Wenn Sie ein Buch über den Boxhagener Platz schreiben würden, welchen Titel würde es tragen?

Im Laufe der Jahre habe ich so viel Kurioses erlebt, deshalb würde ich sagen: "Die Kuriosität des Alltäglichen."

Berichten Sie doch mal!

Wenn ich sonnabends am Morgen komme, versuche ich auch, darauf einzuwirken, dass die Händler nicht so einen Lärm machen. Da kam ich eines Tages im Winter und hörte so laute Geräusche über den ganzen Platz, dass ich dachte, was ist denn das bloß? Was muss der für eine Nacht gehabt haben?! Es hörte sich an wie in Australien. Ich spreche es bestimmt falsch aus?

Ein Didgeridoo?

Genau, und da lehnte ein Mensch an einer Steinmauer und spielte auf diesem Blasrohr. Oder die jungen Pärchen, die morgens um sechs aus den Kneipen rausstolpern! Ich sage es Ihnen, wie es war: Mitten auf der Straße begannen zwei Männer und eine Frau ihr sexuelles Liebesspiel. Ich habe ja auch viele türkische Händler hier, und die haben nicht schlecht gestaunt! Die drei wurden umringt von den Türken, und die haben im Rhythmus des Sexualbegattungsaktes geklatscht.

Aller guten Dinge sind drei. Haben Sie noch eine Kuriosität auf Lager?

Da war ein Eierverkäufer, ein abgedrehter Typ, aber er hatte seine Kunden. Die anderen Händler haben ihn immer ein bisschen gefoppt und ihn gefragt, ob er für 50 Mark nackend über den Markt laufen würde.

Und, ist er?

Er hat sich eine Schürze umgebunden. Aber hinten rum war er nackig und vorne rum, durch das Laufen, flatterte es. Während des Markbetriebes ist er einmal nackend mit der Schürze um den Platz gelaufen! Wenn die ihren Spaß haben, warum nicht?

◇ ◇ ◇

Aufgabe 1 ▸ Welchen Titel würde die befragte Person im Interview über den Boxhagener Platz einem Buch über den Platz geben?

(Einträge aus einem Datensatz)

◇ ◇ ◇

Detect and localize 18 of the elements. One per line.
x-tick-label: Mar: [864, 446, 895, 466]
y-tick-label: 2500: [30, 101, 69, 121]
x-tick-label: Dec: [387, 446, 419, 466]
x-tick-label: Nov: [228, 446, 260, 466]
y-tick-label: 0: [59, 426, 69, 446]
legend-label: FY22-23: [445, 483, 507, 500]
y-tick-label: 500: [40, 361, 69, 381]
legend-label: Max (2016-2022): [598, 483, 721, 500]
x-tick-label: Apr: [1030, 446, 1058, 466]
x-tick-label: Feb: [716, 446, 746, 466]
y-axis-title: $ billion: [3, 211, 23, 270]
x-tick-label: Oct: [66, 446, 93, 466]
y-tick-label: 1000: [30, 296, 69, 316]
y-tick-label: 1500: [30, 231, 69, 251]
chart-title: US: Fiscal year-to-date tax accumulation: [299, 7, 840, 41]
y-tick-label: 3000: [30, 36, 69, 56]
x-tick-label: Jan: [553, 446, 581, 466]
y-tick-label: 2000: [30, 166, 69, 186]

◇ ◇ ◇

Aufgabe 2 ▸ Schreibe die Einträge vom Anfang bis einschließlich der Zeile mit „y-tick-label: 500: [40, 361, 69, 381]“ neu und setze dabei überall „x-achsen-label“ anstelle von „x-tick-label“; alles Übrige bleibt unverändert.

Erwartete Antwort 1 ▸ „Die Kuriosität des Alltäglichen.“

Erwartete Antwort 2 ▸
Detect and localize 18 of the elements. One per line.
x-achsen-label: Mar: [864, 446, 895, 466]
y-tick-label: 2500: [30, 101, 69, 121]
x-achsen-label: Dec: [387, 446, 419, 466]
x-achsen-label: Nov: [228, 446, 260, 466]
y-tick-label: 0: [59, 426, 69, 446]
legend-label: FY22-23: [445, 483, 507, 500]
y-tick-label: 500: [40, 361, 69, 381]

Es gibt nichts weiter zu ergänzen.